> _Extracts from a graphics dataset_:
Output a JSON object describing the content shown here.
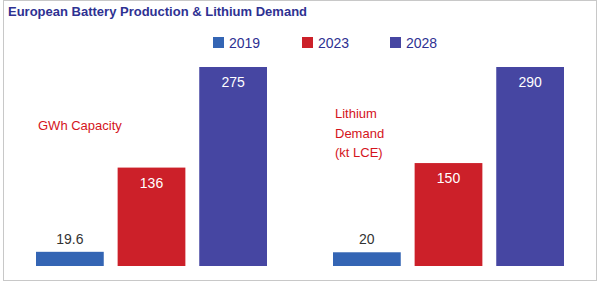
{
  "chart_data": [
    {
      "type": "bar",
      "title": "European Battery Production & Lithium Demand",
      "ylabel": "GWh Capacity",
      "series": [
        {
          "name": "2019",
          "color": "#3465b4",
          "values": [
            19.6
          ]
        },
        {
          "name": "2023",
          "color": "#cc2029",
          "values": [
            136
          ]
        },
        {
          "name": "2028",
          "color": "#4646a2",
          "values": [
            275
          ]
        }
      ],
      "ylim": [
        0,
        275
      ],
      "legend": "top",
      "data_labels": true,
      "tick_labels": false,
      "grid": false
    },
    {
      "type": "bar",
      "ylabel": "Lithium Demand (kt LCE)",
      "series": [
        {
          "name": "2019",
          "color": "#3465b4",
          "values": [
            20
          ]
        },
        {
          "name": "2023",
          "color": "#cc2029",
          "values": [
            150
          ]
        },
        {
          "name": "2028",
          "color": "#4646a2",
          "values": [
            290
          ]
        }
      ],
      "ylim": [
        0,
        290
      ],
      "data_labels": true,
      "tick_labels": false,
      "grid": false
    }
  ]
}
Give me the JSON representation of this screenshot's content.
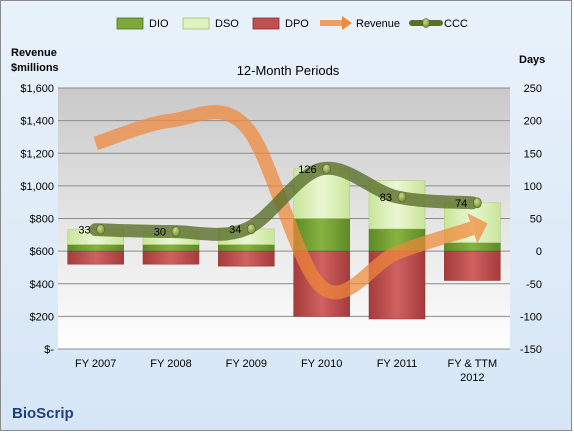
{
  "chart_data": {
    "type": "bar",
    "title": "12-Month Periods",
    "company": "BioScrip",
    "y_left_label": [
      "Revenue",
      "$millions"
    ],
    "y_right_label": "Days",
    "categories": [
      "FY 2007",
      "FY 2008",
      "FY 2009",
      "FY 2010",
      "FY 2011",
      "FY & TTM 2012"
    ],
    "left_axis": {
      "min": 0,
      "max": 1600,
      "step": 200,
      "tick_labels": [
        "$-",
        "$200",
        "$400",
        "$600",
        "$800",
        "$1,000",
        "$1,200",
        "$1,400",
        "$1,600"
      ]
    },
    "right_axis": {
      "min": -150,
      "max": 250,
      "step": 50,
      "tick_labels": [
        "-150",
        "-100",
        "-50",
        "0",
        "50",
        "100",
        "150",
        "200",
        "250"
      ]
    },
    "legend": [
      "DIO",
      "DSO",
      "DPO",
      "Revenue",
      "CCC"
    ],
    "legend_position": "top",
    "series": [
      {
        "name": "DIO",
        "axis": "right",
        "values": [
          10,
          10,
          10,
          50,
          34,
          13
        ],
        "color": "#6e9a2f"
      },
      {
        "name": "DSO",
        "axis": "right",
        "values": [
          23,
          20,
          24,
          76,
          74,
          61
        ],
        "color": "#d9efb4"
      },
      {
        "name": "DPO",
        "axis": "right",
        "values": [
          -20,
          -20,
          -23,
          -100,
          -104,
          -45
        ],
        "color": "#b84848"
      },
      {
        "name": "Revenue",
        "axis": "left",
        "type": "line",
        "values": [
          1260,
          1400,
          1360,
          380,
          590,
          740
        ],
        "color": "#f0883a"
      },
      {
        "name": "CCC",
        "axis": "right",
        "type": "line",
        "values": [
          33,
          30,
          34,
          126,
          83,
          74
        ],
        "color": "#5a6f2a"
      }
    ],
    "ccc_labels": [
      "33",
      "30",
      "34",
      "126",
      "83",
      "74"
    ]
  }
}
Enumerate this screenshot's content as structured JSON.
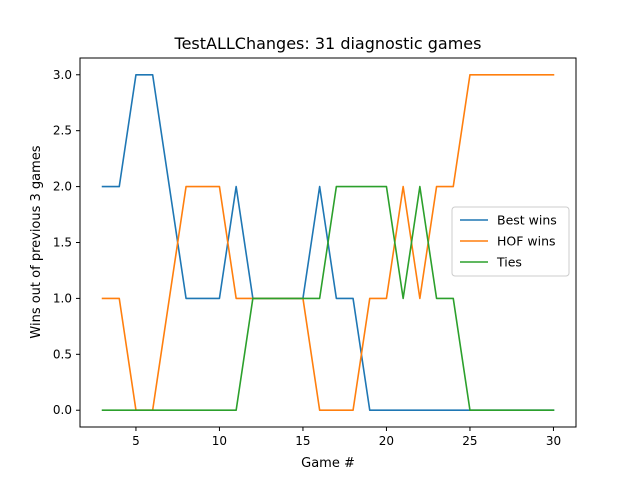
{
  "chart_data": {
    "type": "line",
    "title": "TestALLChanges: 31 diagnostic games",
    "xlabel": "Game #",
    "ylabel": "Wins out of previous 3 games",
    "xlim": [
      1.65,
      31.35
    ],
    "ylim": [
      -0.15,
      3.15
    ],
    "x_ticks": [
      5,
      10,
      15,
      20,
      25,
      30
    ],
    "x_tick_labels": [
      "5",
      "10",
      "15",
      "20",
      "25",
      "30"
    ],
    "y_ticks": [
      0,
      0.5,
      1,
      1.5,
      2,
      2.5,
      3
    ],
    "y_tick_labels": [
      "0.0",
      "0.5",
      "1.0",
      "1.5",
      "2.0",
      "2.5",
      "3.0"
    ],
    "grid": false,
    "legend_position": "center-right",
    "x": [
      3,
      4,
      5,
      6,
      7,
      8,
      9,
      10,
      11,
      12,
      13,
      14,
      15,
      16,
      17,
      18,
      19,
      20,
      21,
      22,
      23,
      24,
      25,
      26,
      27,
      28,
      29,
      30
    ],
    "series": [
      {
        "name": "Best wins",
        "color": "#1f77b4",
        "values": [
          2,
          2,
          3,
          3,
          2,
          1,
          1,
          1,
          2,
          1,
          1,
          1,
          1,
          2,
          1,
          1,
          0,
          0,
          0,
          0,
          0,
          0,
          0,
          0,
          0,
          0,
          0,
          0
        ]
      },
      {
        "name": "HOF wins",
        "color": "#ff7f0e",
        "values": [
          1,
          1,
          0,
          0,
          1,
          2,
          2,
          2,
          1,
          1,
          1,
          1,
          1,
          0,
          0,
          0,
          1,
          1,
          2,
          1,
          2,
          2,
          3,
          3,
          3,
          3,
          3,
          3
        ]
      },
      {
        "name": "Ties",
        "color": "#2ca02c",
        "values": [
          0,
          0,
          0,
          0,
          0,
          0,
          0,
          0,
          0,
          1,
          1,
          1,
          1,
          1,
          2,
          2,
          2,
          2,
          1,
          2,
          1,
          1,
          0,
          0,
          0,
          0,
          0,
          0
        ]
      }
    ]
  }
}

---

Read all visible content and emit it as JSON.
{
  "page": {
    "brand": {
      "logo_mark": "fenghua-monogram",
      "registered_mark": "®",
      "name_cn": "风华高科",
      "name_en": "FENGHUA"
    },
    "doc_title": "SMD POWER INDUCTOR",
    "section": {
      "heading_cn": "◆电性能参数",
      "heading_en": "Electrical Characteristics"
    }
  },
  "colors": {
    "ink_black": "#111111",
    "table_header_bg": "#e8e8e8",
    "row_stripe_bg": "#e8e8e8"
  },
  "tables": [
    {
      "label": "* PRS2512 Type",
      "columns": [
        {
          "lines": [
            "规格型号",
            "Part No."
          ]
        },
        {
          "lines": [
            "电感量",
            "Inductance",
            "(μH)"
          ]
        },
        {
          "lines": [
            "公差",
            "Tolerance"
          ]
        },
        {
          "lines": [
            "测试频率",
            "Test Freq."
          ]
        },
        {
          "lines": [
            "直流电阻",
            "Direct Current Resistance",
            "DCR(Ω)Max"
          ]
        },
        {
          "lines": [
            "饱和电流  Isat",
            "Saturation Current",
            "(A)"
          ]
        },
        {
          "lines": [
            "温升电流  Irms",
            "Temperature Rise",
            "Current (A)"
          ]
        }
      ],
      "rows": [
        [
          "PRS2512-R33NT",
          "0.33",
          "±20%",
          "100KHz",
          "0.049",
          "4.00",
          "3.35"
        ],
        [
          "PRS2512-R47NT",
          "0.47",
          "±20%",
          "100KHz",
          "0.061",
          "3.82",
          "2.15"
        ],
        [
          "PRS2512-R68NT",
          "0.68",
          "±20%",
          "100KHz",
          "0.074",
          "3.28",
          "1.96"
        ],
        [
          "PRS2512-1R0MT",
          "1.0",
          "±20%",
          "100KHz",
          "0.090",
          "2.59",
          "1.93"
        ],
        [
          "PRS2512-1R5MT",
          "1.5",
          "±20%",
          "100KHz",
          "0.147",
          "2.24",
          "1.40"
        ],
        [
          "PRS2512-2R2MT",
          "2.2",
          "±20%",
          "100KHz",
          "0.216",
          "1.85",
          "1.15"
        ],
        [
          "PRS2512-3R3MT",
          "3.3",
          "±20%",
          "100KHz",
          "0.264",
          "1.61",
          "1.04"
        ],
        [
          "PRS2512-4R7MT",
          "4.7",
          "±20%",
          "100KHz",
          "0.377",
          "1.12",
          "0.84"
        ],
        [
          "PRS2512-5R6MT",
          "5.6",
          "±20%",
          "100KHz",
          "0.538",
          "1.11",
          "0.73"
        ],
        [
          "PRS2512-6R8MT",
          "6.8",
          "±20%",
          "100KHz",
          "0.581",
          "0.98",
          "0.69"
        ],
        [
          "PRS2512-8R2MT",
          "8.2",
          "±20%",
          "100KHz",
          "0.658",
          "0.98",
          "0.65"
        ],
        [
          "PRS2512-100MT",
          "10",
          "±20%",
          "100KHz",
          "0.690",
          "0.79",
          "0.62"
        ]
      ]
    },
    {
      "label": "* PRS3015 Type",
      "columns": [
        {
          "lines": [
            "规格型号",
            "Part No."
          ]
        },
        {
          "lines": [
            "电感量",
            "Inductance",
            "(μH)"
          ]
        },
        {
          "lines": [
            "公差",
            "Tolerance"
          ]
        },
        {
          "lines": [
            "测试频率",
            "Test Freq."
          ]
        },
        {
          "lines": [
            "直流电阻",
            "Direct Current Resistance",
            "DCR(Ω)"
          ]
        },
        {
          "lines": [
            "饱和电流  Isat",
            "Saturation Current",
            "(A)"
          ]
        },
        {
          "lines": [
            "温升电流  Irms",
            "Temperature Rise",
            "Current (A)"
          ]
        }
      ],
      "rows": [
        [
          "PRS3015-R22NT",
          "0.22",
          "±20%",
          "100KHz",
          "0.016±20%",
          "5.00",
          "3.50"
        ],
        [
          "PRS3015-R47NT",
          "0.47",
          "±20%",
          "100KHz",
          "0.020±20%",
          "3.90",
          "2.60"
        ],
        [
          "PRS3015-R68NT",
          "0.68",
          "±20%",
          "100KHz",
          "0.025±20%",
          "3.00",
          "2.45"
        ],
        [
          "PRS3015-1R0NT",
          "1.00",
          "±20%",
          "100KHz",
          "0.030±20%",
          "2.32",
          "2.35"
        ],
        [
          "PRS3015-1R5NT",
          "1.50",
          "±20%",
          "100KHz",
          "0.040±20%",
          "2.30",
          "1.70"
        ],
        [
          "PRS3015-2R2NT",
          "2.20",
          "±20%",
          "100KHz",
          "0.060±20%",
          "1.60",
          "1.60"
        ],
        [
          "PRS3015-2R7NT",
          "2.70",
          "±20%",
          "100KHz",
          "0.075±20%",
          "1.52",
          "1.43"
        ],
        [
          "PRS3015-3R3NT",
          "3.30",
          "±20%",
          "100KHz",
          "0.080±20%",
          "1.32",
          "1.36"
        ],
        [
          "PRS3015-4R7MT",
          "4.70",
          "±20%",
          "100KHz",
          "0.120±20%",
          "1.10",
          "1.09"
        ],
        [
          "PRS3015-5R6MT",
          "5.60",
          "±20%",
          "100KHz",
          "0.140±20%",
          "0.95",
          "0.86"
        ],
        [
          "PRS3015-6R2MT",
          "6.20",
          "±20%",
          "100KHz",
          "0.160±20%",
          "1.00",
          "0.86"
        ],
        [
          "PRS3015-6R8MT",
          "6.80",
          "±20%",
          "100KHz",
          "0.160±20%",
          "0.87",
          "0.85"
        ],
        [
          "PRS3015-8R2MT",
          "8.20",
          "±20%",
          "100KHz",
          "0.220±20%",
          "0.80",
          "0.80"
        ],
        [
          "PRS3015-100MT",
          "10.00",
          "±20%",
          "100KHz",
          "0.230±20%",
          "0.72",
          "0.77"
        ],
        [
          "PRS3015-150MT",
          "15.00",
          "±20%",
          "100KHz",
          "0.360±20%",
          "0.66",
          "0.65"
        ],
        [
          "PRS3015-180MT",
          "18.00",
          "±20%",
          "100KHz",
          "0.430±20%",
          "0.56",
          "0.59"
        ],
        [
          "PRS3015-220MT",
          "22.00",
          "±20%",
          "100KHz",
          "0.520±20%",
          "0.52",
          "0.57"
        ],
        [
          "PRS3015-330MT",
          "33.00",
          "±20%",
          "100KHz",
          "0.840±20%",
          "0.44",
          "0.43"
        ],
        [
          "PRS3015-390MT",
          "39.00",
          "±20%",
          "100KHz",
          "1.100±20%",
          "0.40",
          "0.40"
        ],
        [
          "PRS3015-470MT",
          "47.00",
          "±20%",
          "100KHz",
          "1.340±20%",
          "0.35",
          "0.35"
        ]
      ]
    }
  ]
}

---

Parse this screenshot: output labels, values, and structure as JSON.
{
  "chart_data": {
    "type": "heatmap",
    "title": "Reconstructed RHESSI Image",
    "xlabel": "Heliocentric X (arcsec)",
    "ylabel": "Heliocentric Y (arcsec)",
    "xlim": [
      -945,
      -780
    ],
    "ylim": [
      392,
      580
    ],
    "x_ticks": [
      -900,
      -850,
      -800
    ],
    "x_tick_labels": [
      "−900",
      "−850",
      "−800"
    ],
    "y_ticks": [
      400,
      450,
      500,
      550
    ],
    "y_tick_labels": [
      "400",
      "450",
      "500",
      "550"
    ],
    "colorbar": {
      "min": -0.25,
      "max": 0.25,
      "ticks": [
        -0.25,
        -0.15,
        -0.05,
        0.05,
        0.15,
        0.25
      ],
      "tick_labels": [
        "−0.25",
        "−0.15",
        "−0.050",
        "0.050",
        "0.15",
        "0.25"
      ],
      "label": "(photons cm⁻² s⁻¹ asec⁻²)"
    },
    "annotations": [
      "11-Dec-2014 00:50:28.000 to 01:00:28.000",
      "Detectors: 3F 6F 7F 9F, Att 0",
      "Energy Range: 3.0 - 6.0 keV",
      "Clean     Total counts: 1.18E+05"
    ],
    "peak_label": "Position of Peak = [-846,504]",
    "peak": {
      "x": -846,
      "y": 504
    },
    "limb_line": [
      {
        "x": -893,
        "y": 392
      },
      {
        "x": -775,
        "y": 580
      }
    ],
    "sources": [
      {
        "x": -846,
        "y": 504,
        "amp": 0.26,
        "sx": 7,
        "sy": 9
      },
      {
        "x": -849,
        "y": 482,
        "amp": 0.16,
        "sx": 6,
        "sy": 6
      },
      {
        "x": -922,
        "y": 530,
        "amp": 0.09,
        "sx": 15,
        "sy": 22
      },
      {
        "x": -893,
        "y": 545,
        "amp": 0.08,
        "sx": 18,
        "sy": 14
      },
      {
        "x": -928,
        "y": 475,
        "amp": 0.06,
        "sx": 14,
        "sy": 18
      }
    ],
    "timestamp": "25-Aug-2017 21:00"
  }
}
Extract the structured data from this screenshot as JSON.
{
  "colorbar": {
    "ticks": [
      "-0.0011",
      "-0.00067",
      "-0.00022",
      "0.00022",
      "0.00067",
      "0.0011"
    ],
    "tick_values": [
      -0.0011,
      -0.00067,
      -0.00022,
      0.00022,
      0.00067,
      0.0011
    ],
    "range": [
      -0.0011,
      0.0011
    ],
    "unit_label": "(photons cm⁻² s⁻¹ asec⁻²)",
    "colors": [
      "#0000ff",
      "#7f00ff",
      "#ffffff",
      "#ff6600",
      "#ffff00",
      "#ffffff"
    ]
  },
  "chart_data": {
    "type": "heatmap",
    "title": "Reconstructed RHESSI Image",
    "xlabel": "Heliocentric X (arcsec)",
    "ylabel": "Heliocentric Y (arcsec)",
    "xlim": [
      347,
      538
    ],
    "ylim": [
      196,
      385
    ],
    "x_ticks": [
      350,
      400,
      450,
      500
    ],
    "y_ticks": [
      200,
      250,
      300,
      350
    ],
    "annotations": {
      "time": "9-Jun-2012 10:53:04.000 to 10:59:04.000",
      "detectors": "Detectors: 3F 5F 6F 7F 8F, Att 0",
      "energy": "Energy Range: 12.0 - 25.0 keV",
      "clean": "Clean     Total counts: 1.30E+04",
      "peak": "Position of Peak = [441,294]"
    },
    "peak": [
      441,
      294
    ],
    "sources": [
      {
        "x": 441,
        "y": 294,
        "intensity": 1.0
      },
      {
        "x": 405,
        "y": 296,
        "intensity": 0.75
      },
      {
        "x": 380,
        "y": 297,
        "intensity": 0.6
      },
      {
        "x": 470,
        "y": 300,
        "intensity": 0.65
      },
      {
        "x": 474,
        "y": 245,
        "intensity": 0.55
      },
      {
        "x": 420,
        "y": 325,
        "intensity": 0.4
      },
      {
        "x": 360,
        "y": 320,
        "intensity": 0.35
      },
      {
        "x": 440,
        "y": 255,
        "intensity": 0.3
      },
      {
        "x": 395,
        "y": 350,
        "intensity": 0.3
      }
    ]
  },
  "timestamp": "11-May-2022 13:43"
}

> _What to work on_:
Copy out each line of the records where the string "counts" appears.

> _Response to the exercise_:
      "Clean     Total counts: 1.18E+05"
      "clean": "Clean     Total counts: 1.30E+04",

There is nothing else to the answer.